Repeat all of the material exactly as given.

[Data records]

--

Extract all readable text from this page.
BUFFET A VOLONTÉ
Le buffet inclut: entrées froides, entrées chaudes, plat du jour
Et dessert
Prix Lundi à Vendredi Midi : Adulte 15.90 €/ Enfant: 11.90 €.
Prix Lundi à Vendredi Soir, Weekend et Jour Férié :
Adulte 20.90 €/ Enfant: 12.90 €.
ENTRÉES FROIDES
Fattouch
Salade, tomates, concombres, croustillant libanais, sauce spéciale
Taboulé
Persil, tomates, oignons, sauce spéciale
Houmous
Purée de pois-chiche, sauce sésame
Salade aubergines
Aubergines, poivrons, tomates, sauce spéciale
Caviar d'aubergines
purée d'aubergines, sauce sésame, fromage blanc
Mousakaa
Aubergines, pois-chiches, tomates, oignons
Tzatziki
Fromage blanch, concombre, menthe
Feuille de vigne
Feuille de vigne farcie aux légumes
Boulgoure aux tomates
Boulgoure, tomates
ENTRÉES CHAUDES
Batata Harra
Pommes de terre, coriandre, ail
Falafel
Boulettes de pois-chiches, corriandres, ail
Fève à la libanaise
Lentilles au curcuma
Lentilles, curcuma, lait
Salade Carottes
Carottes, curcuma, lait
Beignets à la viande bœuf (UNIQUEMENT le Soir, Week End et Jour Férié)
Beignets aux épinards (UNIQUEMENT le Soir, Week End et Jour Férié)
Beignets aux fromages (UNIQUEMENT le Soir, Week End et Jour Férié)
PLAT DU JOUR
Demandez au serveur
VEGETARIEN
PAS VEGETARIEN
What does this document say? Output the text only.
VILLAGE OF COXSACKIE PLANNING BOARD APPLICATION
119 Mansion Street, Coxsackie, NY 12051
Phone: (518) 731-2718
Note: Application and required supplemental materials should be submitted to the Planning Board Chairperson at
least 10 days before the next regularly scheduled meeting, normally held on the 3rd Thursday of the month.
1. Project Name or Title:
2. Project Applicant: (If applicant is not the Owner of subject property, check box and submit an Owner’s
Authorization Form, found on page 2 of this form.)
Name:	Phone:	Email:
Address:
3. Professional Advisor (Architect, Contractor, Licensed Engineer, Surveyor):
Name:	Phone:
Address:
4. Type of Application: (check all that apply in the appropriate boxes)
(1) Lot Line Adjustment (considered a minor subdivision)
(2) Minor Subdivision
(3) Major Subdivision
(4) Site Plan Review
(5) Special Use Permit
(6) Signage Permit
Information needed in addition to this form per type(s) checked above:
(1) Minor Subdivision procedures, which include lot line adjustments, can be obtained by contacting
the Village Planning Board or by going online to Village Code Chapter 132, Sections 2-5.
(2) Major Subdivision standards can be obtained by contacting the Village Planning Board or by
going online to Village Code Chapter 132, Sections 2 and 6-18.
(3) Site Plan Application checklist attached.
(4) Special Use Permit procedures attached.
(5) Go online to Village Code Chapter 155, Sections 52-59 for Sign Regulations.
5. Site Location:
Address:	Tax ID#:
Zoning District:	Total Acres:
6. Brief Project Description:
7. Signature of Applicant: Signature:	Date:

--

SOLUTION.
Extract all readable text from this page.
BUFFET A VOLONTÉ
Le buffet inclut: entrées froides, entrées chaudes, plat du jour
Et dessert
Prix Lundi à Vendredi Midi : Adulte 15.90 €/ Enfant: 11.90 €.
Prix Lundi à Vendredi Soir, Weekend et Jour Férié :
Adulte 20.90 €/ Enfant: 12.90 €.
ENTRÉES FROIDES
Fattouch
Salade, tomates, concombres, croustillant libanais, sauce spéciale
Taboulé
Persil, tomates, oignons, sauce spéciale
Houmous
Purée de pois-chiche, sauce sésame
Salade aubergines
Aubergines, poivrons, tomates, sauce spéciale
Caviar d'aubergines
purée d'aubergines, sauce sésame, fromage blanc
Mousakaa
Aubergines, pois-chiches, tomates, oignons
Tzatziki
Fromage blanch, concombre, menthe
Feuille de vigne
Feuille de vigne farcie aux légumes
Boulgoure aux tomates
Boulgoure, tomates
ENTRÉES CHAUDES
Batata Harra
Pommes de terre, coriandre, ail
Falafel
Boulettes de pois-chiches, corriandres, ail
Fève à la libanaise
Lentilles au curcuma
Lentilles, curcuma, lait
Salade Carottes
Carottes, curcuma, lait
Beignets à la viande bœuf (UNIQUEMENT le Soir, Week End et Jour Férié)
Beignets aux épinards (UNIQUEMENT le Soir, Week End et Jour Férié)
Beignets aux fromages (UNIQUEMENT le Soir, Week End et Jour Férié)
PLAT DU JOUR
Demandez au serveur
VEGETARIEN
PAS VEGETARIEN
What does this document say? Output the text only.
VILLAGE OF COXSACKIE PLANNING BOARD APPLICATION
119 Mansion Street, Coxsackie, NY 12051
Phone: (518) 731-2718
Note: Application and required supplemental materials should be submitted to the Planning Board Chairperson at
least 10 days before the next regularly scheduled meeting, normally held on the 3rd Thursday of the month.
1. Project Name or Title:
2. Project Applicant: (If applicant is not the Owner of subject property, check box and submit an Owner’s
Authorization Form, found on page 2 of this form.)
Name:	Phone:	Email:
Address:
3. Professional Advisor (Architect, Contractor, Licensed Engineer, Surveyor):
Name:	Phone:
Address:
4. Type of Application: (check all that apply in the appropriate boxes)
(1) Lot Line Adjustment (considered a minor subdivision)
(2) Minor Subdivision
(3) Major Subdivision
(4) Site Plan Review
(5) Special Use Permit
(6) Signage Permit
Information needed in addition to this form per type(s) checked above:
(1) Minor Subdivision procedures, which include lot line adjustments, can be obtained by contacting
the Village Planning Board or by going online to Village Code Chapter 132, Sections 2-5.
(2) Major Subdivision standards can be obtained by contacting the Village Planning Board or by
going online to Village Code Chapter 132, Sections 2 and 6-18.
(3) Site Plan Application checklist attached.
(4) Special Use Permit procedures attached.
(5) Go online to Village Code Chapter 155, Sections 52-59 for Sign Regulations.
5. Site Location:
Address:	Tax ID#:
Zoning District:	Total Acres:
6. Brief Project Description:
7. Signature of Applicant: Signature:	Date:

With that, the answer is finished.